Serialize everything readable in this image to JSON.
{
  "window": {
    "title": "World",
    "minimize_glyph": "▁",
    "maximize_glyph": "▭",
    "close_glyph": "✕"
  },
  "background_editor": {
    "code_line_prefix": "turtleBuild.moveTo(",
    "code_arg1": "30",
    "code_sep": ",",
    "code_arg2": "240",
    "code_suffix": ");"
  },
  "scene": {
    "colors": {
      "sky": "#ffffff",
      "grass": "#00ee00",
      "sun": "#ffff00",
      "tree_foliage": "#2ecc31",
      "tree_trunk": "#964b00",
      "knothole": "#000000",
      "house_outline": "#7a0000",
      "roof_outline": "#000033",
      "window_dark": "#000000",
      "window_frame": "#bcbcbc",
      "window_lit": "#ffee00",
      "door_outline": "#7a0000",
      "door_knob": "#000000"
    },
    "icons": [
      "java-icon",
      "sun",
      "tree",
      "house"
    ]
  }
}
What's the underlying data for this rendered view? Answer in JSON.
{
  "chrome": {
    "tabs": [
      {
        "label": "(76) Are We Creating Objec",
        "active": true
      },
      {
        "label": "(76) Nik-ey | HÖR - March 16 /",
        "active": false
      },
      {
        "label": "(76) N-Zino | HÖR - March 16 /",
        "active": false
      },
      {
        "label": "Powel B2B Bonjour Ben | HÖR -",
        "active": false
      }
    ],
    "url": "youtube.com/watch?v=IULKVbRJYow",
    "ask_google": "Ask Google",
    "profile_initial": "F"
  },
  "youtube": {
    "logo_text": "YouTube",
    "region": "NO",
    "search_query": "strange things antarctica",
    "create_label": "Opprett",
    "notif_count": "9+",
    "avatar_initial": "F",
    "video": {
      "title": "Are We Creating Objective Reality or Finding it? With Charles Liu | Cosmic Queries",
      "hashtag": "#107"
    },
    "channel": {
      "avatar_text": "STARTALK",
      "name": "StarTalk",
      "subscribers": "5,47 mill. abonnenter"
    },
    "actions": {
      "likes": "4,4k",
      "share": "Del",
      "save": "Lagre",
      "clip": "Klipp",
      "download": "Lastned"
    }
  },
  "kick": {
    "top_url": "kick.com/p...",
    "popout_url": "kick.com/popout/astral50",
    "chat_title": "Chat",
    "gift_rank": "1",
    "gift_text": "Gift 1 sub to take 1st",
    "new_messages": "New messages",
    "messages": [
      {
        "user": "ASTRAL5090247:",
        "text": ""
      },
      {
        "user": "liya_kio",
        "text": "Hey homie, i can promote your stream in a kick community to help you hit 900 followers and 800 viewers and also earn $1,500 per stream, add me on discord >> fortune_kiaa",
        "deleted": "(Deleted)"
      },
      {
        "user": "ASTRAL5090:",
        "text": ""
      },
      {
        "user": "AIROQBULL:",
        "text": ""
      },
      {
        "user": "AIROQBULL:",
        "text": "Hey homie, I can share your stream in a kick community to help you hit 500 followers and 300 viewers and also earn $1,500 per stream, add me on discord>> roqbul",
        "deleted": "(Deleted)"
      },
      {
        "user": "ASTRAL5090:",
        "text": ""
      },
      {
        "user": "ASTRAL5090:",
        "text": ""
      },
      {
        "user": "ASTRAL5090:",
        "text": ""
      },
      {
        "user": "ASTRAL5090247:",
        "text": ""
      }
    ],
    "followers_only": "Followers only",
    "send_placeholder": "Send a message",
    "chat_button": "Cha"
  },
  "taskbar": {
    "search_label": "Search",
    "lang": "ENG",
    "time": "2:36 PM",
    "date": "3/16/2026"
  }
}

-------------------------

Work to be completed = Tally the lines containing "your". Provide the number without any other words.

Result of the exercise = 2